### EXERCISE DETAILS:
All of the material below is to be returned exactly.

### DATA SUPPLIED:
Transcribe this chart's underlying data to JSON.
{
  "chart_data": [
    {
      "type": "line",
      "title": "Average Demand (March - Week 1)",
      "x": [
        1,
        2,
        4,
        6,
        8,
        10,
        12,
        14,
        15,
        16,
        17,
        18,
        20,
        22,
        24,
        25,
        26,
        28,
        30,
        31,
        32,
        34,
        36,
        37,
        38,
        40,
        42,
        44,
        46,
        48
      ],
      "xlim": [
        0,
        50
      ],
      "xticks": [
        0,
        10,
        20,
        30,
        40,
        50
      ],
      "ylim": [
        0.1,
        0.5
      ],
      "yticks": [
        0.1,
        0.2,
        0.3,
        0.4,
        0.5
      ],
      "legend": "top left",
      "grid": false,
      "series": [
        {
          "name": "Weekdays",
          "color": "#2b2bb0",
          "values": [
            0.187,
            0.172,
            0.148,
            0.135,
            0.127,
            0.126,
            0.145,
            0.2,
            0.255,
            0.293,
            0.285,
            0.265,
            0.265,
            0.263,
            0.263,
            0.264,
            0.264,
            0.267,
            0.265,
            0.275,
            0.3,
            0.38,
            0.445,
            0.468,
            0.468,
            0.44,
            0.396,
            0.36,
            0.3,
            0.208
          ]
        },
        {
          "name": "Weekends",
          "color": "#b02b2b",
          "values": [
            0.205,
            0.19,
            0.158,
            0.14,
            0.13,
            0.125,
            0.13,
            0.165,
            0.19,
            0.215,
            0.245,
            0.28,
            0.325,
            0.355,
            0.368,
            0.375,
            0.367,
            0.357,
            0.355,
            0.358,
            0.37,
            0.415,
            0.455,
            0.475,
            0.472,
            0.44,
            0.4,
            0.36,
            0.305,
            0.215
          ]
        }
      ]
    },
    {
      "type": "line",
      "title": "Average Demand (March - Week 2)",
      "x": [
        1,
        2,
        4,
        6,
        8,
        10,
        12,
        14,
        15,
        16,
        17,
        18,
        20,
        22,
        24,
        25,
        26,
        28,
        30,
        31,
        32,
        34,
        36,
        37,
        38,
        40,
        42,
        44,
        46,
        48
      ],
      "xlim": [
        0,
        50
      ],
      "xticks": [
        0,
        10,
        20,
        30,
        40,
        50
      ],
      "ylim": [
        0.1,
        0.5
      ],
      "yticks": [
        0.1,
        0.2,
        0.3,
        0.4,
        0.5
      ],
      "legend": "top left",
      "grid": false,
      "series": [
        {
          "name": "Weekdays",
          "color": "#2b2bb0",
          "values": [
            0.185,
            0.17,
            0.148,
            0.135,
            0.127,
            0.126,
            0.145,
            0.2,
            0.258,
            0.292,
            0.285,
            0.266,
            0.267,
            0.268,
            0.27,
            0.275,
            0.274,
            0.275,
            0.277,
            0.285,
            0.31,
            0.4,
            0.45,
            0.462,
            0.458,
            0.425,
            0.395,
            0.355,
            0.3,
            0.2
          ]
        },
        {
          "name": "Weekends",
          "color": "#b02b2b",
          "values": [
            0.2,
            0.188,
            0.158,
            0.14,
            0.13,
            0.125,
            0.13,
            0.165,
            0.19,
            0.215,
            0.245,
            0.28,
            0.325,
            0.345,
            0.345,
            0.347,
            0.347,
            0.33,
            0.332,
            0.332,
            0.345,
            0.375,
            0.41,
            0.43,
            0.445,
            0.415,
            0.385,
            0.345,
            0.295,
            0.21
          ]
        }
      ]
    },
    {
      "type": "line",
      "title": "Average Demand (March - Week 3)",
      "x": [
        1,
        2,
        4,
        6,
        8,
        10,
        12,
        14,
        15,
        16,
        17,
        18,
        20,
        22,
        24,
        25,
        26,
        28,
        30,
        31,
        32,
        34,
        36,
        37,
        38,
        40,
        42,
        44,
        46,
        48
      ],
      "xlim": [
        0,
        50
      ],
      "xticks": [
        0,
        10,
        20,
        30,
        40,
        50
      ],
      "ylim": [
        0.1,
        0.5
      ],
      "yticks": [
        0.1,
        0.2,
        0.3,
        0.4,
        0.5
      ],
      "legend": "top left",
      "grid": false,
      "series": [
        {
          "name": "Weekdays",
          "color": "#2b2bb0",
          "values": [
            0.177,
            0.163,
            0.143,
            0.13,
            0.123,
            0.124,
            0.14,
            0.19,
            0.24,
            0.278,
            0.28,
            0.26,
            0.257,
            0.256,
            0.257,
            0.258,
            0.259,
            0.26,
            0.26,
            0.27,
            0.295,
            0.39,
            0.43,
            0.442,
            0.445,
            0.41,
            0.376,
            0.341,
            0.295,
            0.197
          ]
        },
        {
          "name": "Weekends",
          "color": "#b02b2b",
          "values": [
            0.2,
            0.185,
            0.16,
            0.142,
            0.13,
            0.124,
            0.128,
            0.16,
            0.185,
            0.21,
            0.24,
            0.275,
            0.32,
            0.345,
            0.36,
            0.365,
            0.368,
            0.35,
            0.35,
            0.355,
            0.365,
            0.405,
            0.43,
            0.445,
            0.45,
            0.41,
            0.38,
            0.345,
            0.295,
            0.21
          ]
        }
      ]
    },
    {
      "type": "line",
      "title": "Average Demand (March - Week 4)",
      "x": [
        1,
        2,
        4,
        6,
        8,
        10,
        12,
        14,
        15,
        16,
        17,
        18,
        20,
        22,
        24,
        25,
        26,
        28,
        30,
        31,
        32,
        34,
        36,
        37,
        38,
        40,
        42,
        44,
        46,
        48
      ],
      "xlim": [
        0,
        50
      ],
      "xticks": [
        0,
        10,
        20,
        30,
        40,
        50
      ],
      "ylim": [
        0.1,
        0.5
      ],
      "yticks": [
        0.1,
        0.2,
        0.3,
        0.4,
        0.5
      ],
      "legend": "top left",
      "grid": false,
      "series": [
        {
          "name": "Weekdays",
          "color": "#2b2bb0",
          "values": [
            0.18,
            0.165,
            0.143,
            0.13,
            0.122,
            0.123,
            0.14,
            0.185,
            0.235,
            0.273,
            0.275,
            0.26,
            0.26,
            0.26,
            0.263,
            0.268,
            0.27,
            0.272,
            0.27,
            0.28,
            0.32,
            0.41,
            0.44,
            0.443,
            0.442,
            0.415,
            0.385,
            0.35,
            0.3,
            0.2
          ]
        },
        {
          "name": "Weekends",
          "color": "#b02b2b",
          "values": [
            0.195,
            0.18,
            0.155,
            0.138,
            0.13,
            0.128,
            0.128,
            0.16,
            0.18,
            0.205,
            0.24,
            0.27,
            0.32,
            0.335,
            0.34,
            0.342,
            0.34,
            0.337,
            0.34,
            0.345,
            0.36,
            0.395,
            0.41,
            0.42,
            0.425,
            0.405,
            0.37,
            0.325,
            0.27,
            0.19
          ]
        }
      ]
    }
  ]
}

### OUTPUT FOR THIS EXERCISE:
Transcribe this chart's underlying data to JSON.
{
  "chart_data": [
    {
      "type": "line",
      "title": "Average Demand (March - Week 1)",
      "x": [
        1,
        2,
        4,
        6,
        8,
        10,
        12,
        14,
        15,
        16,
        17,
        18,
        20,
        22,
        24,
        25,
        26,
        28,
        30,
        31,
        32,
        34,
        36,
        37,
        38,
        40,
        42,
        44,
        46,
        48
      ],
      "xlim": [
        0,
        50
      ],
      "xticks": [
        0,
        10,
        20,
        30,
        40,
        50
      ],
      "ylim": [
        0.1,
        0.5
      ],
      "yticks": [
        0.1,
        0.2,
        0.3,
        0.4,
        0.5
      ],
      "legend": "top left",
      "grid": false,
      "series": [
        {
          "name": "Weekdays",
          "color": "#2b2bb0",
          "values": [
            0.187,
            0.172,
            0.148,
            0.135,
            0.127,
            0.126,
            0.145,
            0.2,
            0.255,
            0.293,
            0.285,
            0.265,
            0.265,
            0.263,
            0.263,
            0.264,
            0.264,
            0.267,
            0.265,
            0.275,
            0.3,
            0.38,
            0.445,
            0.468,
            0.468,
            0.44,
            0.396,
            0.36,
            0.3,
            0.208
          ]
        },
        {
          "name": "Weekends",
          "color": "#b02b2b",
          "values": [
            0.205,
            0.19,
            0.158,
            0.14,
            0.13,
            0.125,
            0.13,
            0.165,
            0.19,
            0.215,
            0.245,
            0.28,
            0.325,
            0.355,
            0.368,
            0.375,
            0.367,
            0.357,
            0.355,
            0.358,
            0.37,
            0.415,
            0.455,
            0.475,
            0.472,
            0.44,
            0.4,
            0.36,
            0.305,
            0.215
          ]
        }
      ]
    },
    {
      "type": "line",
      "title": "Average Demand (March - Week 2)",
      "x": [
        1,
        2,
        4,
        6,
        8,
        10,
        12,
        14,
        15,
        16,
        17,
        18,
        20,
        22,
        24,
        25,
        26,
        28,
        30,
        31,
        32,
        34,
        36,
        37,
        38,
        40,
        42,
        44,
        46,
        48
      ],
      "xlim": [
        0,
        50
      ],
      "xticks": [
        0,
        10,
        20,
        30,
        40,
        50
      ],
      "ylim": [
        0.1,
        0.5
      ],
      "yticks": [
        0.1,
        0.2,
        0.3,
        0.4,
        0.5
      ],
      "legend": "top left",
      "grid": false,
      "series": [
        {
          "name": "Weekdays",
          "color": "#2b2bb0",
          "values": [
            0.185,
            0.17,
            0.148,
            0.135,
            0.127,
            0.126,
            0.145,
            0.2,
            0.258,
            0.292,
            0.285,
            0.266,
            0.267,
            0.268,
            0.27,
            0.275,
            0.274,
            0.275,
            0.277,
            0.285,
            0.31,
            0.4,
            0.45,
            0.462,
            0.458,
            0.425,
            0.395,
            0.355,
            0.3,
            0.2
          ]
        },
        {
          "name": "Weekends",
          "color": "#b02b2b",
          "values": [
            0.2,
            0.188,
            0.158,
            0.14,
            0.13,
            0.125,
            0.13,
            0.165,
            0.19,
            0.215,
            0.245,
            0.28,
            0.325,
            0.345,
            0.345,
            0.347,
            0.347,
            0.33,
            0.332,
            0.332,
            0.345,
            0.375,
            0.41,
            0.43,
            0.445,
            0.415,
            0.385,
            0.345,
            0.295,
            0.21
          ]
        }
      ]
    },
    {
      "type": "line",
      "title": "Average Demand (March - Week 3)",
      "x": [
        1,
        2,
        4,
        6,
        8,
        10,
        12,
        14,
        15,
        16,
        17,
        18,
        20,
        22,
        24,
        25,
        26,
        28,
        30,
        31,
        32,
        34,
        36,
        37,
        38,
        40,
        42,
        44,
        46,
        48
      ],
      "xlim": [
        0,
        50
      ],
      "xticks": [
        0,
        10,
        20,
        30,
        40,
        50
      ],
      "ylim": [
        0.1,
        0.5
      ],
      "yticks": [
        0.1,
        0.2,
        0.3,
        0.4,
        0.5
      ],
      "legend": "top left",
      "grid": false,
      "series": [
        {
          "name": "Weekdays",
          "color": "#2b2bb0",
          "values": [
            0.177,
            0.163,
            0.143,
            0.13,
            0.123,
            0.124,
            0.14,
            0.19,
            0.24,
            0.278,
            0.28,
            0.26,
            0.257,
            0.256,
            0.257,
            0.258,
            0.259,
            0.26,
            0.26,
            0.27,
            0.295,
            0.39,
            0.43,
            0.442,
            0.445,
            0.41,
            0.376,
            0.341,
            0.295,
            0.197
          ]
        },
        {
          "name": "Weekends",
          "color": "#b02b2b",
          "values": [
            0.2,
            0.185,
            0.16,
            0.142,
            0.13,
            0.124,
            0.128,
            0.16,
            0.185,
            0.21,
            0.24,
            0.275,
            0.32,
            0.345,
            0.36,
            0.365,
            0.368,
            0.35,
            0.35,
            0.355,
            0.365,
            0.405,
            0.43,
            0.445,
            0.45,
            0.41,
            0.38,
            0.345,
            0.295,
            0.21
          ]
        }
      ]
    },
    {
      "type": "line",
      "title": "Average Demand (March - Week 4)",
      "x": [
        1,
        2,
        4,
        6,
        8,
        10,
        12,
        14,
        15,
        16,
        17,
        18,
        20,
        22,
        24,
        25,
        26,
        28,
        30,
        31,
        32,
        34,
        36,
        37,
        38,
        40,
        42,
        44,
        46,
        48
      ],
      "xlim": [
        0,
        50
      ],
      "xticks": [
        0,
        10,
        20,
        30,
        40,
        50
      ],
      "ylim": [
        0.1,
        0.5
      ],
      "yticks": [
        0.1,
        0.2,
        0.3,
        0.4,
        0.5
      ],
      "legend": "top left",
      "grid": false,
      "series": [
        {
          "name": "Weekdays",
          "color": "#2b2bb0",
          "values": [
            0.18,
            0.165,
            0.143,
            0.13,
            0.122,
            0.123,
            0.14,
            0.185,
            0.235,
            0.273,
            0.275,
            0.26,
            0.26,
            0.26,
            0.263,
            0.268,
            0.27,
            0.272,
            0.27,
            0.28,
            0.32,
            0.41,
            0.44,
            0.443,
            0.442,
            0.415,
            0.385,
            0.35,
            0.3,
            0.2
          ]
        },
        {
          "name": "Weekends",
          "color": "#b02b2b",
          "values": [
            0.195,
            0.18,
            0.155,
            0.138,
            0.13,
            0.128,
            0.128,
            0.16,
            0.18,
            0.205,
            0.24,
            0.27,
            0.32,
            0.335,
            0.34,
            0.342,
            0.34,
            0.337,
            0.34,
            0.345,
            0.36,
            0.395,
            0.41,
            0.42,
            0.425,
            0.405,
            0.37,
            0.325,
            0.27,
            0.19
          ]
        }
      ]
    }
  ]
}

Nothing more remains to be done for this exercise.